Without the pictures, write out all the lines below exactly as they appear.

Figure contents as structured data
= = = =

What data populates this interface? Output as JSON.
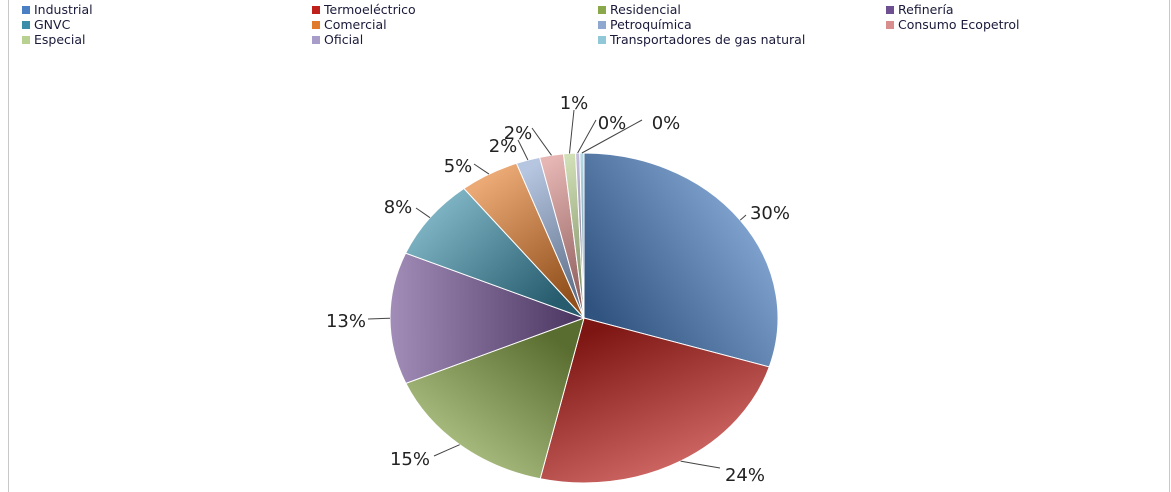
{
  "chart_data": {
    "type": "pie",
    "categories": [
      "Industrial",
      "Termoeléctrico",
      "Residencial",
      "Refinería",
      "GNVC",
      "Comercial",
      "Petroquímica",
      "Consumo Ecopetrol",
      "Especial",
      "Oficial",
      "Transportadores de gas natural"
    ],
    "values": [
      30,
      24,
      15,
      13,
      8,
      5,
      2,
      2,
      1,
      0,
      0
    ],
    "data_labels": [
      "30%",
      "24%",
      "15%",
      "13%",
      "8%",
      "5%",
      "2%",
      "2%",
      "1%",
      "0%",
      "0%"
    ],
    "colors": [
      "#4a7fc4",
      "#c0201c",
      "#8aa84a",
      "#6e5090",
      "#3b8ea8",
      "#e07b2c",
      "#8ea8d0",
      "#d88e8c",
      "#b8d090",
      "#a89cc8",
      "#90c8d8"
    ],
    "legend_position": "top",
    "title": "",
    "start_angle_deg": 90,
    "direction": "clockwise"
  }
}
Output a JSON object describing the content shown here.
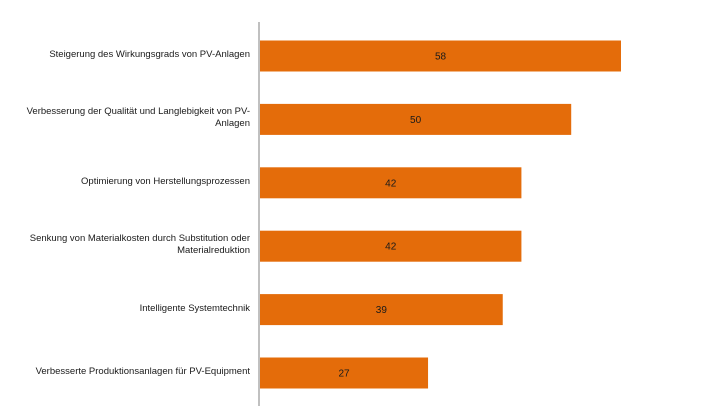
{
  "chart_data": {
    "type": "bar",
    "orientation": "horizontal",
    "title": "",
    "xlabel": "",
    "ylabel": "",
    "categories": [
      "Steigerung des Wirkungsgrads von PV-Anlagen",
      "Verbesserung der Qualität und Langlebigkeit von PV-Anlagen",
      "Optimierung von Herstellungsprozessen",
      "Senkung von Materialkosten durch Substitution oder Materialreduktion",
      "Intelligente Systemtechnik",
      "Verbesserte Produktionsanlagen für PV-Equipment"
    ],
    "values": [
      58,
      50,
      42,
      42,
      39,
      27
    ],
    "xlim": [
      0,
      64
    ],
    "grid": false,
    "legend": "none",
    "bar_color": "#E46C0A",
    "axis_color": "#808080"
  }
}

= = = =

§ **OUTPUT FOR THIS EXERCISE**:
What data populates this interface? Output as JSON.
{
  "chart_data": {
    "type": "pie",
    "categories": [
      "Industrial",
      "Termoeléctrico",
      "Residencial",
      "Refinería",
      "GNVC",
      "Comercial",
      "Petroquímica",
      "Consumo Ecopetrol",
      "Especial",
      "Oficial",
      "Transportadores de gas natural"
    ],
    "values": [
      30,
      24,
      15,
      13,
      8,
      5,
      2,
      2,
      1,
      0,
      0
    ],
    "data_labels": [
      "30%",
      "24%",
      "15%",
      "13%",
      "8%",
      "5%",
      "2%",
      "2%",
      "1%",
      "0%",
      "0%"
    ],
    "colors": [
      "#4a7fc4",
      "#c0201c",
      "#8aa84a",
      "#6e5090",
      "#3b8ea8",
      "#e07b2c",
      "#8ea8d0",
      "#d88e8c",
      "#b8d090",
      "#a89cc8",
      "#90c8d8"
    ],
    "legend_position": "top",
    "title": "",
    "start_angle_deg": 90,
    "direction": "clockwise"
  }
}
Output a JSON object describing the content shown here.
{
  "chart_data": {
    "type": "bar",
    "orientation": "horizontal",
    "title": "",
    "xlabel": "",
    "ylabel": "",
    "categories": [
      "Steigerung des Wirkungsgrads von PV-Anlagen",
      "Verbesserung der Qualität und Langlebigkeit von PV-Anlagen",
      "Optimierung von Herstellungsprozessen",
      "Senkung von Materialkosten durch Substitution oder Materialreduktion",
      "Intelligente Systemtechnik",
      "Verbesserte Produktionsanlagen für PV-Equipment"
    ],
    "values": [
      58,
      50,
      42,
      42,
      39,
      27
    ],
    "xlim": [
      0,
      64
    ],
    "grid": false,
    "legend": "none",
    "bar_color": "#E46C0A",
    "axis_color": "#808080"
  }
}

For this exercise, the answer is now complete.